> _TASK DESCRIPTION_
Reproduce the listing below character for character; drop every image.

> _AVAILABLE RECORDS_

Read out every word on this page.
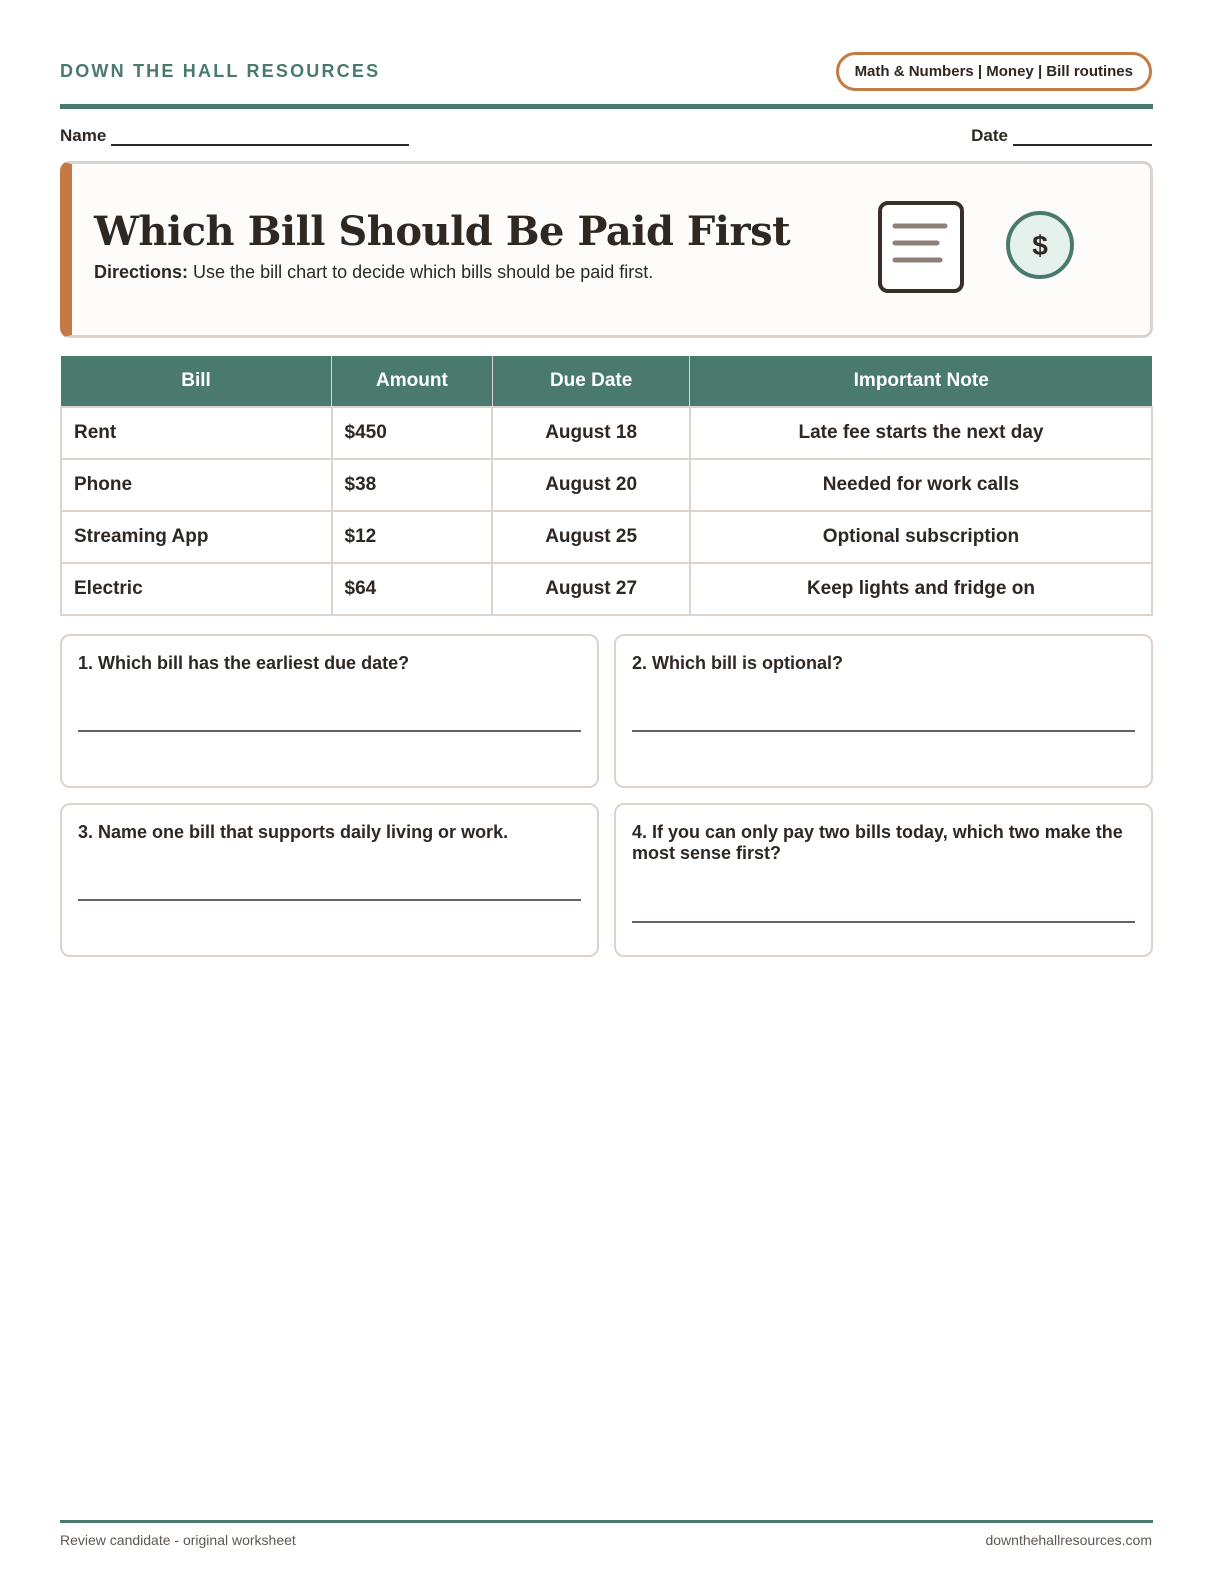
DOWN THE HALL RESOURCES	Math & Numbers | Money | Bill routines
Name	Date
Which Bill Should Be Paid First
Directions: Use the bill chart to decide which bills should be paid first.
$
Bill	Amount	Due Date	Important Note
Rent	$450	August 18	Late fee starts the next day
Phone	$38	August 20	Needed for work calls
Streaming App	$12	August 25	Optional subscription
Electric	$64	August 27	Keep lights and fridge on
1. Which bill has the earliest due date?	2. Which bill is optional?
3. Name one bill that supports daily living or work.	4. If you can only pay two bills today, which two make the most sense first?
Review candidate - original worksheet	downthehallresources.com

> _RIGHT ANSWER_
Read out every word on this page.
DOWN THE HALL RESOURCES	Math & Numbers | Money | Bill routines
Name	Date
Which Bill Should Be Paid First
Directions: Use the bill chart to decide which bills should be paid first.
$
Bill	Amount	Due Date	Important Note
Rent	$450	August 18	Late fee starts the next day
Phone	$38	August 20	Needed for work calls
Streaming App	$12	August 25	Optional subscription
Electric	$64	August 27	Keep lights and fridge on
1. Which bill has the earliest due date?	2. Which bill is optional?
3. Name one bill that supports daily living or work.	4. If you can only pay two bills today, which two make the most sense first?
Review candidate - original worksheet	downthehallresources.com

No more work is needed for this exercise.